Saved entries
★ ★ ★ ★ ★ ★ ★

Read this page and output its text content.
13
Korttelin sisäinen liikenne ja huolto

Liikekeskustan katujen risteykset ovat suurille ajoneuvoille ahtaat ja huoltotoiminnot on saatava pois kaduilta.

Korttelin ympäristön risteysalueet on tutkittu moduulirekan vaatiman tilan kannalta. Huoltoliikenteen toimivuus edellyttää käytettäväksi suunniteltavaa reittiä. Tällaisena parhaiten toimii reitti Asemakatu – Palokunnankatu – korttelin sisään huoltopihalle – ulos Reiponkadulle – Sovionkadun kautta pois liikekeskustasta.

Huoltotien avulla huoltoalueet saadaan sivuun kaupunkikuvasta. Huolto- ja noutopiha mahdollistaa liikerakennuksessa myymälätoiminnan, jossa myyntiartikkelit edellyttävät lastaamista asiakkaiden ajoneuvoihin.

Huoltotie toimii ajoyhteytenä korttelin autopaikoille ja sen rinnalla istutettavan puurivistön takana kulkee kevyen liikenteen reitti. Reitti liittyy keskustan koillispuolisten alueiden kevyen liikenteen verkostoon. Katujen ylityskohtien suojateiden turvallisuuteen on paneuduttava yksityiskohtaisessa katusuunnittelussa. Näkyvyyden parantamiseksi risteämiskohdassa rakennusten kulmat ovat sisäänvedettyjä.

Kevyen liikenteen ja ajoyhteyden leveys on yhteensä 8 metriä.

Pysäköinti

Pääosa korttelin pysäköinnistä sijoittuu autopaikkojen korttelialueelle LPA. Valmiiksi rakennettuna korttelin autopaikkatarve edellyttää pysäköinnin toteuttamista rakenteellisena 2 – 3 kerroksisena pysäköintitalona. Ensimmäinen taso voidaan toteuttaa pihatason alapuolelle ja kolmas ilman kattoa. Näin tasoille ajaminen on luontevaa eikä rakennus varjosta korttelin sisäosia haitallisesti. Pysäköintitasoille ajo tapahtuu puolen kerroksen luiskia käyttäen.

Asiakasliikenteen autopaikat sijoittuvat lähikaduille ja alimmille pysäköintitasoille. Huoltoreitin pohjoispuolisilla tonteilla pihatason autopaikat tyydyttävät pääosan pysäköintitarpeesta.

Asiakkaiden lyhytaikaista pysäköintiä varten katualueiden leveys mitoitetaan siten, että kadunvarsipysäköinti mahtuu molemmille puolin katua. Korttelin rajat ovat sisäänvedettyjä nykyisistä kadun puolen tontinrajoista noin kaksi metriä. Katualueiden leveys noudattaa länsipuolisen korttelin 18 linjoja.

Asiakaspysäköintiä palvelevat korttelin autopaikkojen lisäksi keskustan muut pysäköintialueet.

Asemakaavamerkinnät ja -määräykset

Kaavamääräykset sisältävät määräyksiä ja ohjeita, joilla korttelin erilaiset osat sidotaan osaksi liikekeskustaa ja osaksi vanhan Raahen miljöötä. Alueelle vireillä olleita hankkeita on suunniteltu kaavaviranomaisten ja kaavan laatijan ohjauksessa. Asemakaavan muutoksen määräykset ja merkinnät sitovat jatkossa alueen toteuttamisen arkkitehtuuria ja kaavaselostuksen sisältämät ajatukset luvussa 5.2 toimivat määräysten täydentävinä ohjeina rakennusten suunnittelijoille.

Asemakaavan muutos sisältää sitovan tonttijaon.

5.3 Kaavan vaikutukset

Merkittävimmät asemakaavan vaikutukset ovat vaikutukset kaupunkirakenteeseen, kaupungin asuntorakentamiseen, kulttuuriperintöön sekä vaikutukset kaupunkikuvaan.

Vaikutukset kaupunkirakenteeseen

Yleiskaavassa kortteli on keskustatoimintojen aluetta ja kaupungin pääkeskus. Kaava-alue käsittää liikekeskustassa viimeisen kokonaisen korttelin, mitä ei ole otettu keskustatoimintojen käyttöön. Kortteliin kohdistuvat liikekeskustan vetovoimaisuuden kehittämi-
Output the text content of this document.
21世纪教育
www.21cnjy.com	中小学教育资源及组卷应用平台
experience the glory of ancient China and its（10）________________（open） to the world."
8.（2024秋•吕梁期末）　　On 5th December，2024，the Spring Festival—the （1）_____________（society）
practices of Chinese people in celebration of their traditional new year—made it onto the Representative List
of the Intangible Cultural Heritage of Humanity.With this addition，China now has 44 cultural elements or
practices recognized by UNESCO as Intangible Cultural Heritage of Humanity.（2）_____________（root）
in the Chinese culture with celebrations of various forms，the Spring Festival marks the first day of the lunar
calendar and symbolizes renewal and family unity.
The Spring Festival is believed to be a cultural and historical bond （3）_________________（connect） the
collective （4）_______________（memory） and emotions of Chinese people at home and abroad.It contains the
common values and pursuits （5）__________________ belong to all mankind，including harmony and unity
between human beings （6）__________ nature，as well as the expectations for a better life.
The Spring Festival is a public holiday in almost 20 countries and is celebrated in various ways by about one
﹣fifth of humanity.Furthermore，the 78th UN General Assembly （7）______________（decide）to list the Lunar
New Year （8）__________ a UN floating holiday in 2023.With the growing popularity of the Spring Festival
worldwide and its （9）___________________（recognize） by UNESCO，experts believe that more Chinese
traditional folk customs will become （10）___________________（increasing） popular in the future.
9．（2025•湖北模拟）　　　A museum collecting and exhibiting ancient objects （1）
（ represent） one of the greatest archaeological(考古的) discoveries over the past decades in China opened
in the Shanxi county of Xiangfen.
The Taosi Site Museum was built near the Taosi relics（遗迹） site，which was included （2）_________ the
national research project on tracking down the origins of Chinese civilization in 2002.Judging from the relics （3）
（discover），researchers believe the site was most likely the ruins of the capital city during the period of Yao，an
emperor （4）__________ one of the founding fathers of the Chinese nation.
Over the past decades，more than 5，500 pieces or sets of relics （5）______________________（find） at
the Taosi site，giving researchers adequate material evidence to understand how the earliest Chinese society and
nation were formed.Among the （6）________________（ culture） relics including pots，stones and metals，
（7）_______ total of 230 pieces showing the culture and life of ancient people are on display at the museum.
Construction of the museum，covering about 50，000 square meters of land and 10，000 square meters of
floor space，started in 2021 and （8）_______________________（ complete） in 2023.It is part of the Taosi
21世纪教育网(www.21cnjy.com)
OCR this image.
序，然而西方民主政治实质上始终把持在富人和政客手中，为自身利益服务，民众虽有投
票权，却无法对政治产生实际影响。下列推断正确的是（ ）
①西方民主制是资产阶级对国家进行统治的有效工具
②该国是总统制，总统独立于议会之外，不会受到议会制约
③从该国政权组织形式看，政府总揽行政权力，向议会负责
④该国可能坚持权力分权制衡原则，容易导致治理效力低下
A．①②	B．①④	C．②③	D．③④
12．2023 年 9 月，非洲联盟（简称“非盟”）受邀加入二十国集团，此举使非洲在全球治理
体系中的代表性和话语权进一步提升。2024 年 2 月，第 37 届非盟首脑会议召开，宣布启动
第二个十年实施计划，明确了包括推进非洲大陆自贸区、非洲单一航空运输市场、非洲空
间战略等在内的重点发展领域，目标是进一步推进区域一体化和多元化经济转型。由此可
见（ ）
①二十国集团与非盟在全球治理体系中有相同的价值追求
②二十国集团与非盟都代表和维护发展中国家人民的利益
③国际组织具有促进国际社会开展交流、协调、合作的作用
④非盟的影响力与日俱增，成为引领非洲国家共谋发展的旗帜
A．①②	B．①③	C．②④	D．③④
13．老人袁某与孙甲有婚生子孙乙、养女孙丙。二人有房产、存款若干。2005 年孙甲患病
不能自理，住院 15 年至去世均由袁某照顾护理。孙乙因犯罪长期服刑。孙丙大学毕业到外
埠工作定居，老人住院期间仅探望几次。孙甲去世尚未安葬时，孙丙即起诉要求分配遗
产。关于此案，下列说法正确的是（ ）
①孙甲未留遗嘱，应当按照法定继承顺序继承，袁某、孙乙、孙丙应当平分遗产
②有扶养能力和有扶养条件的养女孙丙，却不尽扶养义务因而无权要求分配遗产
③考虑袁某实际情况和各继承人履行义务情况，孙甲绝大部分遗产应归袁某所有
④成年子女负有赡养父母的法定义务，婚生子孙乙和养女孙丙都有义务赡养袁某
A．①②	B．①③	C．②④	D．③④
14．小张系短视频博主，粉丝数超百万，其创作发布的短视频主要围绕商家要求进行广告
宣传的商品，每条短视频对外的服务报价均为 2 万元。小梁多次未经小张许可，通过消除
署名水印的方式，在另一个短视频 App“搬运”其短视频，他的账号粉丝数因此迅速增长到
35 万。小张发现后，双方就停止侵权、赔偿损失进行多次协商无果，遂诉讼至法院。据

★ ★ ★ ★ ★ ★ ★

Exercise aim: Read the data above. Pull out each line in which the string "metriä" appears.

Correct result:
Kevyen liikenteen ja ajoyhteyden leveys on yhteensä 8 metriä.
Asiakkaiden lyhytaikaista pysäköintiä varten katualueiden leveys mitoitetaan siten, että kadunvarsipysäköinti mahtuu molemmille puolin katua. Korttelin rajat ovat sisäänvedettyjä nykyisistä kadun puolen tontinrajoista noin kaksi metriä. Katualueiden leveys noudattaa länsipuolisen korttelin 18 linjoja.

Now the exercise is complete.